SET TASK: Retype all the records with nothing changed.

DATA TO PROCESS:
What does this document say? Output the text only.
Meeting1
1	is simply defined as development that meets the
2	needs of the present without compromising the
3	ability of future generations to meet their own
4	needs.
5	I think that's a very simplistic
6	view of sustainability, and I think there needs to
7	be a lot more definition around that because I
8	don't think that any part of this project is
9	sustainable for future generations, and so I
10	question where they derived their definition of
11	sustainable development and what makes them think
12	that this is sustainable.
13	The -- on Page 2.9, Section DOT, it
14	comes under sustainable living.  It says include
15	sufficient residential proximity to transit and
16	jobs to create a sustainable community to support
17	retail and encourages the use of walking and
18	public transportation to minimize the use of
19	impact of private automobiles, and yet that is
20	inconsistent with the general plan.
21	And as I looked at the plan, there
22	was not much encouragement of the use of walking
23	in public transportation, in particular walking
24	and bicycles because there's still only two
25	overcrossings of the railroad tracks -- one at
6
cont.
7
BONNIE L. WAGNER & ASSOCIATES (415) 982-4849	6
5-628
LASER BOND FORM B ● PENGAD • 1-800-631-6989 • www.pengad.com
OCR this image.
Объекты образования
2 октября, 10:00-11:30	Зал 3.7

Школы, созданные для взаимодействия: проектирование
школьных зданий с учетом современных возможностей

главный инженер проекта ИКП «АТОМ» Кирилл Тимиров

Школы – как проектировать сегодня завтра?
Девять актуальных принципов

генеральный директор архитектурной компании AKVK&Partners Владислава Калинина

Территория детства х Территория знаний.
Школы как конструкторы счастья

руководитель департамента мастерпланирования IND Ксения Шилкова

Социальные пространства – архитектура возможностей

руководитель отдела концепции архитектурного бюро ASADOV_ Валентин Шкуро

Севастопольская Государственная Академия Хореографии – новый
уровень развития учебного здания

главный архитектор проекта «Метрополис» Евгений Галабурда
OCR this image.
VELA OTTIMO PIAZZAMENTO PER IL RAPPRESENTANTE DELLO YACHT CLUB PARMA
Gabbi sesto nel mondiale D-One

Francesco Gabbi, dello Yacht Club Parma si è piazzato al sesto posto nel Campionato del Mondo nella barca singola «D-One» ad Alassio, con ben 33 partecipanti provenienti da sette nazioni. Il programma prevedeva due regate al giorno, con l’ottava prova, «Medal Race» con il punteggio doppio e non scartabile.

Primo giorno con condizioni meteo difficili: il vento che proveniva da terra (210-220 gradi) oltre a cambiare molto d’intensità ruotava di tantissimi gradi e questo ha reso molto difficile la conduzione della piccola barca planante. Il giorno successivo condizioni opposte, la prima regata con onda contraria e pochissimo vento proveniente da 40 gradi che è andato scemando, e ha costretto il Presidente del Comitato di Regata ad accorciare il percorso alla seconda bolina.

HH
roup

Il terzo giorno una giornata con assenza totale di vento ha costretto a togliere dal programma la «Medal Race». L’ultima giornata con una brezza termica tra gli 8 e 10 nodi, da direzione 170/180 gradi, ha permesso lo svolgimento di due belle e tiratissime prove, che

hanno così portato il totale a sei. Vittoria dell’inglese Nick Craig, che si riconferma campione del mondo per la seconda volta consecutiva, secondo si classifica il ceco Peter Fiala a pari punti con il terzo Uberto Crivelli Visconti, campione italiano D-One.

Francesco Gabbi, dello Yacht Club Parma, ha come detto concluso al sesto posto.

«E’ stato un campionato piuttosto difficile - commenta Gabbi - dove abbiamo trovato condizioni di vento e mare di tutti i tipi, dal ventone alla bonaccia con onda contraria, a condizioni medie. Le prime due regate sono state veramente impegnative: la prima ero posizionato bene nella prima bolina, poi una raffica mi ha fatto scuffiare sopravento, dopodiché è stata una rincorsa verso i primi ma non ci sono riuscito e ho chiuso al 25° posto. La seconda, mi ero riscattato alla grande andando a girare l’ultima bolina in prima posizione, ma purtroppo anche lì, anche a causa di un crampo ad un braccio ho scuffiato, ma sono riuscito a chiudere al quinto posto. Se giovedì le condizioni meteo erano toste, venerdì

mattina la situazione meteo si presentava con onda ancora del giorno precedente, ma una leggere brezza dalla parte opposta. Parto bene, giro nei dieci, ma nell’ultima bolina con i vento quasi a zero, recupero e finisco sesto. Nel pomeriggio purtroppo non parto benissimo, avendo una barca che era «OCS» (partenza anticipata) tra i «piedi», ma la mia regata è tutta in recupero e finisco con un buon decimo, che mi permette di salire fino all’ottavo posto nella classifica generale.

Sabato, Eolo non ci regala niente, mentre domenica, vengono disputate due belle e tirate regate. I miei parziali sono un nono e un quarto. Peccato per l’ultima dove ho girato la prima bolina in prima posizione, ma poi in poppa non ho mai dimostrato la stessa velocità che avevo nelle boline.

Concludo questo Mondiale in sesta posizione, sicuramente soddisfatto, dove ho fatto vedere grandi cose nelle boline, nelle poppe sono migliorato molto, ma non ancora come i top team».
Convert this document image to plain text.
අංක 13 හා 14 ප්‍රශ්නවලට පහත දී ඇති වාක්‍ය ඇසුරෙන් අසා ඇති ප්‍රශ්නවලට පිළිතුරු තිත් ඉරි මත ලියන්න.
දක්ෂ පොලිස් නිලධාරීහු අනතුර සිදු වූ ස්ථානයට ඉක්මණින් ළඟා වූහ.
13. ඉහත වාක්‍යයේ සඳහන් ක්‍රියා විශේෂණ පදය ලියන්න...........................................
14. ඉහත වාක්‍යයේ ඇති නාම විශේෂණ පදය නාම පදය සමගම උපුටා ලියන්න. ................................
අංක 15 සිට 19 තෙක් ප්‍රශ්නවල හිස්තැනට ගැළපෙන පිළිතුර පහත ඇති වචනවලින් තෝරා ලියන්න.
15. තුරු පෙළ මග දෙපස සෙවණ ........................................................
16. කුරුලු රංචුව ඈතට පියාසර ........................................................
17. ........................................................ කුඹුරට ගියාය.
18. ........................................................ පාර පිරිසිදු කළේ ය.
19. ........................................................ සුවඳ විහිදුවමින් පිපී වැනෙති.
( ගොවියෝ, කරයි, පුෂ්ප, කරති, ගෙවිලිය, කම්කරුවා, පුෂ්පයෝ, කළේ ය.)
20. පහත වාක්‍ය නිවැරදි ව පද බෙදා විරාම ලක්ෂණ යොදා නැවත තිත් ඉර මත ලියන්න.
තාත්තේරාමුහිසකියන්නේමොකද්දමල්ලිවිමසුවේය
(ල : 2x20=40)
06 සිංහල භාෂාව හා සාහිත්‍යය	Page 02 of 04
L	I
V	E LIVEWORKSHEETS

TASK OUTPUT:
What does this document say? Output the text only.
Meeting1
1	is simply defined as development that meets the
2	needs of the present without compromising the
3	ability of future generations to meet their own
4	needs.
5	I think that's a very simplistic
6	view of sustainability, and I think there needs to
7	be a lot more definition around that because I
8	don't think that any part of this project is
9	sustainable for future generations, and so I
10	question where they derived their definition of
11	sustainable development and what makes them think
12	that this is sustainable.
13	The -- on Page 2.9, Section DOT, it
14	comes under sustainable living.  It says include
15	sufficient residential proximity to transit and
16	jobs to create a sustainable community to support
17	retail and encourages the use of walking and
18	public transportation to minimize the use of
19	impact of private automobiles, and yet that is
20	inconsistent with the general plan.
21	And as I looked at the plan, there
22	was not much encouragement of the use of walking
23	in public transportation, in particular walking
24	and bicycles because there's still only two
25	overcrossings of the railroad tracks -- one at
6
cont.
7
BONNIE L. WAGNER & ASSOCIATES (415) 982-4849	6
5-628
LASER BOND FORM B ● PENGAD • 1-800-631-6989 • www.pengad.com
OCR this image.
Объекты образования
2 октября, 10:00-11:30	Зал 3.7

Школы, созданные для взаимодействия: проектирование
школьных зданий с учетом современных возможностей

главный инженер проекта ИКП «АТОМ» Кирилл Тимиров

Школы – как проектировать сегодня завтра?
Девять актуальных принципов

генеральный директор архитектурной компании AKVK&Partners Владислава Калинина

Территория детства х Территория знаний.
Школы как конструкторы счастья

руководитель департамента мастерпланирования IND Ксения Шилкова

Социальные пространства – архитектура возможностей

руководитель отдела концепции архитектурного бюро ASADOV_ Валентин Шкуро

Севастопольская Государственная Академия Хореографии – новый
уровень развития учебного здания

главный архитектор проекта «Метрополис» Евгений Галабурда
OCR this image.
VELA OTTIMO PIAZZAMENTO PER IL RAPPRESENTANTE DELLO YACHT CLUB PARMA
Gabbi sesto nel mondiale D-One

Francesco Gabbi, dello Yacht Club Parma si è piazzato al sesto posto nel Campionato del Mondo nella barca singola «D-One» ad Alassio, con ben 33 partecipanti provenienti da sette nazioni. Il programma prevedeva due regate al giorno, con l’ottava prova, «Medal Race» con il punteggio doppio e non scartabile.

Primo giorno con condizioni meteo difficili: il vento che proveniva da terra (210-220 gradi) oltre a cambiare molto d’intensità ruotava di tantissimi gradi e questo ha reso molto difficile la conduzione della piccola barca planante. Il giorno successivo condizioni opposte, la prima regata con onda contraria e pochissimo vento proveniente da 40 gradi che è andato scemando, e ha costretto il Presidente del Comitato di Regata ad accorciare il percorso alla seconda bolina.

HH
roup

Il terzo giorno una giornata con assenza totale di vento ha costretto a togliere dal programma la «Medal Race». L’ultima giornata con una brezza termica tra gli 8 e 10 nodi, da direzione 170/180 gradi, ha permesso lo svolgimento di due belle e tiratissime prove, che

hanno così portato il totale a sei. Vittoria dell’inglese Nick Craig, che si riconferma campione del mondo per la seconda volta consecutiva, secondo si classifica il ceco Peter Fiala a pari punti con il terzo Uberto Crivelli Visconti, campione italiano D-One.

Francesco Gabbi, dello Yacht Club Parma, ha come detto concluso al sesto posto.

«E’ stato un campionato piuttosto difficile - commenta Gabbi - dove abbiamo trovato condizioni di vento e mare di tutti i tipi, dal ventone alla bonaccia con onda contraria, a condizioni medie. Le prime due regate sono state veramente impegnative: la prima ero posizionato bene nella prima bolina, poi una raffica mi ha fatto scuffiare sopravento, dopodiché è stata una rincorsa verso i primi ma non ci sono riuscito e ho chiuso al 25° posto. La seconda, mi ero riscattato alla grande andando a girare l’ultima bolina in prima posizione, ma purtroppo anche lì, anche a causa di un crampo ad un braccio ho scuffiato, ma sono riuscito a chiudere al quinto posto. Se giovedì le condizioni meteo erano toste, venerdì

mattina la situazione meteo si presentava con onda ancora del giorno precedente, ma una leggere brezza dalla parte opposta. Parto bene, giro nei dieci, ma nell’ultima bolina con i vento quasi a zero, recupero e finisco sesto. Nel pomeriggio purtroppo non parto benissimo, avendo una barca che era «OCS» (partenza anticipata) tra i «piedi», ma la mia regata è tutta in recupero e finisco con un buon decimo, che mi permette di salire fino all’ottavo posto nella classifica generale.

Sabato, Eolo non ci regala niente, mentre domenica, vengono disputate due belle e tirate regate. I miei parziali sono un nono e un quarto. Peccato per l’ultima dove ho girato la prima bolina in prima posizione, ma poi in poppa non ho mai dimostrato la stessa velocità che avevo nelle boline.

Concludo questo Mondiale in sesta posizione, sicuramente soddisfatto, dove ho fatto vedere grandi cose nelle boline, nelle poppe sono migliorato molto, ma non ancora come i top team».
Convert this document image to plain text.
අංක 13 හා 14 ප්‍රශ්නවලට පහත දී ඇති වාක්‍ය ඇසුරෙන් අසා ඇති ප්‍රශ්නවලට පිළිතුරු තිත් ඉරි මත ලියන්න.
දක්ෂ පොලිස් නිලධාරීහු අනතුර සිදු වූ ස්ථානයට ඉක්මණින් ළඟා වූහ.
13. ඉහත වාක්‍යයේ සඳහන් ක්‍රියා විශේෂණ පදය ලියන්න...........................................
14. ඉහත වාක්‍යයේ ඇති නාම විශේෂණ පදය නාම පදය සමගම උපුටා ලියන්න. ................................
අංක 15 සිට 19 තෙක් ප්‍රශ්නවල හිස්තැනට ගැළපෙන පිළිතුර පහත ඇති වචනවලින් තෝරා ලියන්න.
15. තුරු පෙළ මග දෙපස සෙවණ ........................................................
16. කුරුලු රංචුව ඈතට පියාසර ........................................................
17. ........................................................ කුඹුරට ගියාය.
18. ........................................................ පාර පිරිසිදු කළේ ය.
19. ........................................................ සුවඳ විහිදුවමින් පිපී වැනෙති.
( ගොවියෝ, කරයි, පුෂ්ප, කරති, ගෙවිලිය, කම්කරුවා, පුෂ්පයෝ, කළේ ය.)
20. පහත වාක්‍ය නිවැරදි ව පද බෙදා විරාම ලක්ෂණ යොදා නැවත තිත් ඉර මත ලියන්න.
තාත්තේරාමුහිසකියන්නේමොකද්දමල්ලිවිමසුවේය
(ල : 2x20=40)
06 සිංහල භාෂාව හා සාහිත්‍යය	Page 02 of 04
L	I
V	E LIVEWORKSHEETS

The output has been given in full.